• SOURCE
▼
Re: [PATCH] mmc: dw_mmc: Fix IDMAC operation with pages bigger than 4K
From: Sam Protsenko
Date: Tue Apr 02 2024 - 18:43:53 EST
On Thu, Mar 7, 2024 at 1:52 AM Arnd Bergmann <arnd@xxxxxxxx> wrote:
>
> On Thu, Mar 7, 2024, at 00:20, Sam Protsenko wrote:
> > Commit 616f87661792 ("mmc: pass queue_limits to blk_mq_alloc_disk") [1]
> > revealed the long living issue in dw_mmc.c driver, existing since the
> > time when it was first introduced in commit f95f3850f7a9 ("mmc: dw_mmc:
> > Add Synopsys DesignWare mmc host driver."), also making kernel boot
> > broken on platforms using dw_mmc driver with 16K or 64K pages enabled,
> > with this message in dmesg:
> >
> > mmcblk: probe of mmc0:0001 failed with error -22
> >
> > That's happening because mmc_blk_probe() fails when it calls
> > blk_validate_limits() consequently, which returns the error due to
> > failed max_segment_size check in this code:
> >
> > /*
> > * The maximum segment size has an odd historic 64k default that
> > * drivers probably should override. Just like the I/O size we
> > * require drivers to at least handle a full page per segment.
> > */
> > ...
> > if (WARN_ON_ONCE(lim->max_segment_size < PAGE_SIZE))
> > return -EINVAL;
> >
> > In case when IDMAC (Internal DMA Controller) is used, dw_mmc.c always
> > sets .max_seg_size to 4 KiB:
> >
> > mmc->max_seg_size = 0x1000;
> >
> > The comment in the code above explains why it's incorrect. Arnd
> > suggested setting .max_seg_size to .max_req_size to fix it, which is
> > also what some other drivers are doing:
> >
> > $ grep -rl 'max_seg_size.*=.*max_req_size' drivers/mmc/host/ | \
> > wc -l
> > 18
>
> Nice summary!
▲
• DATA SEGMENT
▼
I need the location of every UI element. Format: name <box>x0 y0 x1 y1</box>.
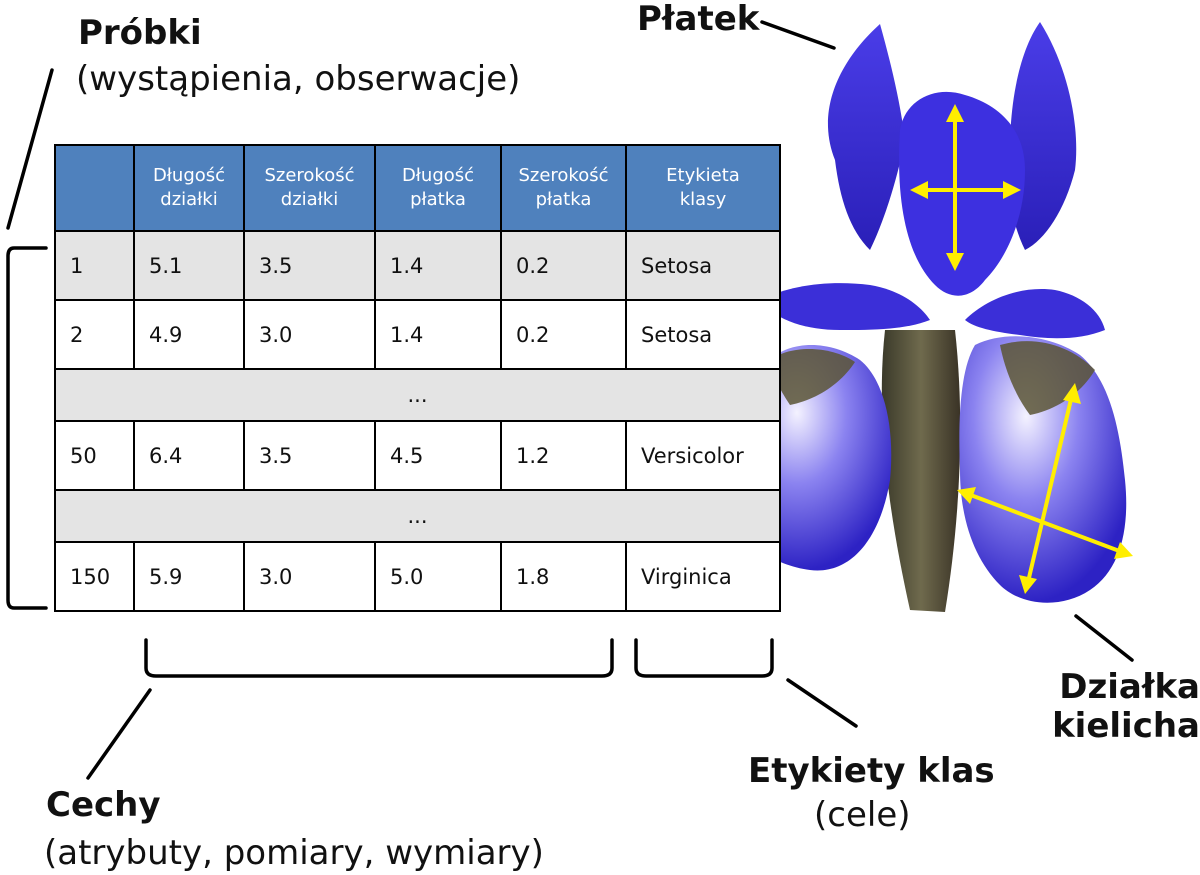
▲
• WRITTEN REQUEST
In the patch email above, what value does dw_mmc.c always give .max_seg_size when IDMAC is used?

• SOLVED PROBLEM
4 KiB (0x1000)